» **Required work**
Print all of the data exactly as written.

» **Materials provided**
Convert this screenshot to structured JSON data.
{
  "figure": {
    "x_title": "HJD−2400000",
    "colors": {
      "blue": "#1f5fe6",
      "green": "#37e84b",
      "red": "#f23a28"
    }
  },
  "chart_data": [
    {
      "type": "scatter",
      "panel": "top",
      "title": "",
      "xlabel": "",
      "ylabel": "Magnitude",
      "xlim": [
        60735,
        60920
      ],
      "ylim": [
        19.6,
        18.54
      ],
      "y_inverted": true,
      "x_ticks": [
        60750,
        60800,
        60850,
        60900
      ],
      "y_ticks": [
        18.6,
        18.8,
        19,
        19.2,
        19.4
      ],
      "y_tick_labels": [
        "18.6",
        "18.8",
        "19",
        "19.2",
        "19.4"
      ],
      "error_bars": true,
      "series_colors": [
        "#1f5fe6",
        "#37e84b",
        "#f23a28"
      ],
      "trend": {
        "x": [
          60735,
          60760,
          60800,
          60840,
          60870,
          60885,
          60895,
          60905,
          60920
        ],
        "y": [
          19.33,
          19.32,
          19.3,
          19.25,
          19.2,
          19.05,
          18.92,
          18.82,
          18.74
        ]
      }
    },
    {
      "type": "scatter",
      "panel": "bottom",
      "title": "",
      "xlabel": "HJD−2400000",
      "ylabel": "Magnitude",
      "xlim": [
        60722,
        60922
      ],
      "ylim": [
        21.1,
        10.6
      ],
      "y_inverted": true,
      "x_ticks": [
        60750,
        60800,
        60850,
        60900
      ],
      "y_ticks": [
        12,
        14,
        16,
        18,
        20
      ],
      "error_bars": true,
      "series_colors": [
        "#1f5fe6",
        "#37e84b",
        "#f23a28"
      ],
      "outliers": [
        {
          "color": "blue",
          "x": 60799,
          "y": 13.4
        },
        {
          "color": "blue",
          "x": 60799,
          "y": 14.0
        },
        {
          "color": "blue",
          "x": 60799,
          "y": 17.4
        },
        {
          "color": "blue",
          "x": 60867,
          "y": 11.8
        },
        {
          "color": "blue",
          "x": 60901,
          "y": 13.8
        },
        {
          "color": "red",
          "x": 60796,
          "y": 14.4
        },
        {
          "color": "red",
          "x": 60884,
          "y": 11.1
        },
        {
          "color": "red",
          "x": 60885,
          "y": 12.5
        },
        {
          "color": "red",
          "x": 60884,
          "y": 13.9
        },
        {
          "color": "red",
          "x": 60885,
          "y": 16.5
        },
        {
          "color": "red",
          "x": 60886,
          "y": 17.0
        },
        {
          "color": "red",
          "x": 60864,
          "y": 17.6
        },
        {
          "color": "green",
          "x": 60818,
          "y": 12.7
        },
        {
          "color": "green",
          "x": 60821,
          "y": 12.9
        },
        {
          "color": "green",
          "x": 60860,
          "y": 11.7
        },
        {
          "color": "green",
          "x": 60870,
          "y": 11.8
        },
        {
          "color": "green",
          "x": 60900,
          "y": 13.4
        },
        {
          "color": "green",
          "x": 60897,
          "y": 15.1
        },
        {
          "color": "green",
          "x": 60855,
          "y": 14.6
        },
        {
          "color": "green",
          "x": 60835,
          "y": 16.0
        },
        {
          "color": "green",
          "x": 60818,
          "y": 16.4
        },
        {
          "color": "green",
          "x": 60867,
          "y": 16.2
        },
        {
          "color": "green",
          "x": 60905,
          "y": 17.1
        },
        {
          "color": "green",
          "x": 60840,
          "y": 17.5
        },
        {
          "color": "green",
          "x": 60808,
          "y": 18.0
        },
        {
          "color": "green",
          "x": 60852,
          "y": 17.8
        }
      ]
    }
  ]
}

» **Reply**
Convert this screenshot to structured JSON data.
{
  "figure": {
    "x_title": "HJD−2400000",
    "colors": {
      "blue": "#1f5fe6",
      "green": "#37e84b",
      "red": "#f23a28"
    }
  },
  "chart_data": [
    {
      "type": "scatter",
      "panel": "top",
      "title": "",
      "xlabel": "",
      "ylabel": "Magnitude",
      "xlim": [
        60735,
        60920
      ],
      "ylim": [
        19.6,
        18.54
      ],
      "y_inverted": true,
      "x_ticks": [
        60750,
        60800,
        60850,
        60900
      ],
      "y_ticks": [
        18.6,
        18.8,
        19,
        19.2,
        19.4
      ],
      "y_tick_labels": [
        "18.6",
        "18.8",
        "19",
        "19.2",
        "19.4"
      ],
      "error_bars": true,
      "series_colors": [
        "#1f5fe6",
        "#37e84b",
        "#f23a28"
      ],
      "trend": {
        "x": [
          60735,
          60760,
          60800,
          60840,
          60870,
          60885,
          60895,
          60905,
          60920
        ],
        "y": [
          19.33,
          19.32,
          19.3,
          19.25,
          19.2,
          19.05,
          18.92,
          18.82,
          18.74
        ]
      }
    },
    {
      "type": "scatter",
      "panel": "bottom",
      "title": "",
      "xlabel": "HJD−2400000",
      "ylabel": "Magnitude",
      "xlim": [
        60722,
        60922
      ],
      "ylim": [
        21.1,
        10.6
      ],
      "y_inverted": true,
      "x_ticks": [
        60750,
        60800,
        60850,
        60900
      ],
      "y_ticks": [
        12,
        14,
        16,
        18,
        20
      ],
      "error_bars": true,
      "series_colors": [
        "#1f5fe6",
        "#37e84b",
        "#f23a28"
      ],
      "outliers": [
        {
          "color": "blue",
          "x": 60799,
          "y": 13.4
        },
        {
          "color": "blue",
          "x": 60799,
          "y": 14.0
        },
        {
          "color": "blue",
          "x": 60799,
          "y": 17.4
        },
        {
          "color": "blue",
          "x": 60867,
          "y": 11.8
        },
        {
          "color": "blue",
          "x": 60901,
          "y": 13.8
        },
        {
          "color": "red",
          "x": 60796,
          "y": 14.4
        },
        {
          "color": "red",
          "x": 60884,
          "y": 11.1
        },
        {
          "color": "red",
          "x": 60885,
          "y": 12.5
        },
        {
          "color": "red",
          "x": 60884,
          "y": 13.9
        },
        {
          "color": "red",
          "x": 60885,
          "y": 16.5
        },
        {
          "color": "red",
          "x": 60886,
          "y": 17.0
        },
        {
          "color": "red",
          "x": 60864,
          "y": 17.6
        },
        {
          "color": "green",
          "x": 60818,
          "y": 12.7
        },
        {
          "color": "green",
          "x": 60821,
          "y": 12.9
        },
        {
          "color": "green",
          "x": 60860,
          "y": 11.7
        },
        {
          "color": "green",
          "x": 60870,
          "y": 11.8
        },
        {
          "color": "green",
          "x": 60900,
          "y": 13.4
        },
        {
          "color": "green",
          "x": 60897,
          "y": 15.1
        },
        {
          "color": "green",
          "x": 60855,
          "y": 14.6
        },
        {
          "color": "green",
          "x": 60835,
          "y": 16.0
        },
        {
          "color": "green",
          "x": 60818,
          "y": 16.4
        },
        {
          "color": "green",
          "x": 60867,
          "y": 16.2
        },
        {
          "color": "green",
          "x": 60905,
          "y": 17.1
        },
        {
          "color": "green",
          "x": 60840,
          "y": 17.5
        },
        {
          "color": "green",
          "x": 60808,
          "y": 18.0
        },
        {
          "color": "green",
          "x": 60852,
          "y": 17.8
        }
      ]
    }
  ]
}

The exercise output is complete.